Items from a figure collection
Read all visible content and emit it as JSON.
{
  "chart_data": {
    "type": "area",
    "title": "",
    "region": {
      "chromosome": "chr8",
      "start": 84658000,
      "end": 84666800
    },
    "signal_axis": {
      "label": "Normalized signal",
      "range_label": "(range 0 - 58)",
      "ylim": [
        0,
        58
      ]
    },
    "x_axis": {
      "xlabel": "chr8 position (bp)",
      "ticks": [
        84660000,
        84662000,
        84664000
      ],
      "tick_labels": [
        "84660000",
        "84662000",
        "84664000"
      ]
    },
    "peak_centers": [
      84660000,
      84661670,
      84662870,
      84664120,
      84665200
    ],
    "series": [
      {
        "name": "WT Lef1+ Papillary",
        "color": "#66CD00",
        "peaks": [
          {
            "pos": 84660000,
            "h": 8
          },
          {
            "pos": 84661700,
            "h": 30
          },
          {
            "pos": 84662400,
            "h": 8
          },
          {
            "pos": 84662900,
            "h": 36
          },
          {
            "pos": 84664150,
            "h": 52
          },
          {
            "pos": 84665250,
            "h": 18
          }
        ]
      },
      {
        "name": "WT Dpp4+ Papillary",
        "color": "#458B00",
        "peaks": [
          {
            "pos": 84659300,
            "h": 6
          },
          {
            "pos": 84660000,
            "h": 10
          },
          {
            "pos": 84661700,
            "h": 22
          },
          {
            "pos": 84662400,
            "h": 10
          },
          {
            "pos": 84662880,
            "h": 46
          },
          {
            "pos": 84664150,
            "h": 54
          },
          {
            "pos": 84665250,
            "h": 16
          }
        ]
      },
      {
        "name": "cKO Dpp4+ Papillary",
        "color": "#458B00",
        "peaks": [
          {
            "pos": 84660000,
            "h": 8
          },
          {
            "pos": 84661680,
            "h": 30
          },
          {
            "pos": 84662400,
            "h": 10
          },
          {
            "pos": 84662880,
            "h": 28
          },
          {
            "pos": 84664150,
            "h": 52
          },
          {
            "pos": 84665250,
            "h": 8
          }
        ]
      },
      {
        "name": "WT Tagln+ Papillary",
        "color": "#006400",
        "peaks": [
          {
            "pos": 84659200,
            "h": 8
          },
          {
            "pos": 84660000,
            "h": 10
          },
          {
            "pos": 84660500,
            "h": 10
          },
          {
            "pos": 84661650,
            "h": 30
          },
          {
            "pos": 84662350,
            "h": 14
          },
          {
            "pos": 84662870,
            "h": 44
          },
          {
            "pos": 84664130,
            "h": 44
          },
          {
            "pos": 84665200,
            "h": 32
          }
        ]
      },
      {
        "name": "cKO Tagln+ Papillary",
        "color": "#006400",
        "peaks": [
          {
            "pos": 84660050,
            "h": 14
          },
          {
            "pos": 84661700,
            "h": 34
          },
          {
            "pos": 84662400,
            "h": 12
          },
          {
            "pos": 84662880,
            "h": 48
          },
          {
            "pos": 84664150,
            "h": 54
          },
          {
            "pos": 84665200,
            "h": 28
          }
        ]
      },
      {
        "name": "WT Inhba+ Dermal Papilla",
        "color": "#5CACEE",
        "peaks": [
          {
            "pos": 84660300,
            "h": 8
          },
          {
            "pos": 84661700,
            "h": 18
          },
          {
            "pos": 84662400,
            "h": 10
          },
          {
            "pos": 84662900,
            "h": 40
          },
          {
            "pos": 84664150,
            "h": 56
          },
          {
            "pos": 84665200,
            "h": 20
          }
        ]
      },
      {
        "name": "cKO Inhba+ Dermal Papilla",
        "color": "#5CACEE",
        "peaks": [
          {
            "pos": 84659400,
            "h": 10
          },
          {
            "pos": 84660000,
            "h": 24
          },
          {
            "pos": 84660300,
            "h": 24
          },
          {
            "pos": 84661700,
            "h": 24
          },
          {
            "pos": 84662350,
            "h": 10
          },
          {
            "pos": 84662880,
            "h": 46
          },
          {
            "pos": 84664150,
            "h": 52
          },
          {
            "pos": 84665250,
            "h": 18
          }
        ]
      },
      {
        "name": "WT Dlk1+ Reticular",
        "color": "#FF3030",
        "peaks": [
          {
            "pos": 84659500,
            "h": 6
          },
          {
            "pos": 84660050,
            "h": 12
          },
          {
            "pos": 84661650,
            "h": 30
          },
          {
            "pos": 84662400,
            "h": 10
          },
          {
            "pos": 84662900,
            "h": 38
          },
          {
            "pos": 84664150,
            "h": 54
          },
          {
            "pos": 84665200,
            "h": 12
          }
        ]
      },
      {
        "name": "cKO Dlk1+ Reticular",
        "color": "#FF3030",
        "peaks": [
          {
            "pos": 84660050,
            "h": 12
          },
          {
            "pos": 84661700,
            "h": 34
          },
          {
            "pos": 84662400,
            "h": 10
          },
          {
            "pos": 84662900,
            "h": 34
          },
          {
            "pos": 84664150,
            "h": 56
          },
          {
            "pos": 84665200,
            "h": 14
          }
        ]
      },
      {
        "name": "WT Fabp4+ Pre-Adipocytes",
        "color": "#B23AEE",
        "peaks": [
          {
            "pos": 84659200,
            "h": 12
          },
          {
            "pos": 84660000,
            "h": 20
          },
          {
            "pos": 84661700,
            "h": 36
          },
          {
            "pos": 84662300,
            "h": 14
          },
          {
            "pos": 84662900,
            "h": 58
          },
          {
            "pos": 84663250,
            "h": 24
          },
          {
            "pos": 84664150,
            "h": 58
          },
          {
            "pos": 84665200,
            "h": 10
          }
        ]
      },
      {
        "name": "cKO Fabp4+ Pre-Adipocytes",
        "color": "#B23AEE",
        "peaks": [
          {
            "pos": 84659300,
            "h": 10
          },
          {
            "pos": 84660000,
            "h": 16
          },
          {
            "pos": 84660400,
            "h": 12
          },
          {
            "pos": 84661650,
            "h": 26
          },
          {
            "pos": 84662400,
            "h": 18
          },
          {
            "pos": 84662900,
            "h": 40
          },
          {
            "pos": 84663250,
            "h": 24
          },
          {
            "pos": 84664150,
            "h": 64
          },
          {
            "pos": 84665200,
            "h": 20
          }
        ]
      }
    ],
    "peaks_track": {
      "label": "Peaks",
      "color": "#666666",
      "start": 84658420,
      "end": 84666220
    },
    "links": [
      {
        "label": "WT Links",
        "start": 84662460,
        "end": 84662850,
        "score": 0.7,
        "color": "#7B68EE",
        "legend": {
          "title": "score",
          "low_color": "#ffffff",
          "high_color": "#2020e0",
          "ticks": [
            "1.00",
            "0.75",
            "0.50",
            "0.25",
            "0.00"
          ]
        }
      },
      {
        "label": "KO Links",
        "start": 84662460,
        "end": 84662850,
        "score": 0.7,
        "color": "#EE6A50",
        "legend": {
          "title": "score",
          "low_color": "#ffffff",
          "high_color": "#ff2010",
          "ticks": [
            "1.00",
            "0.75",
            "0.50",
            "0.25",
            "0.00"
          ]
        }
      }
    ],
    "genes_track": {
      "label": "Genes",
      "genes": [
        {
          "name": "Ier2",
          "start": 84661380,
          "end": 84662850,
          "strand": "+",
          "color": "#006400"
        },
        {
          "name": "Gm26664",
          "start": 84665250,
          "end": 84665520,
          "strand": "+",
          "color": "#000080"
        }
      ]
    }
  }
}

Assignment >> Find and copy each line above holding "Inhba".

Result below >>
        "name": "WT Inhba+ Dermal Papilla",
        "name": "cKO Inhba+ Dermal Papilla",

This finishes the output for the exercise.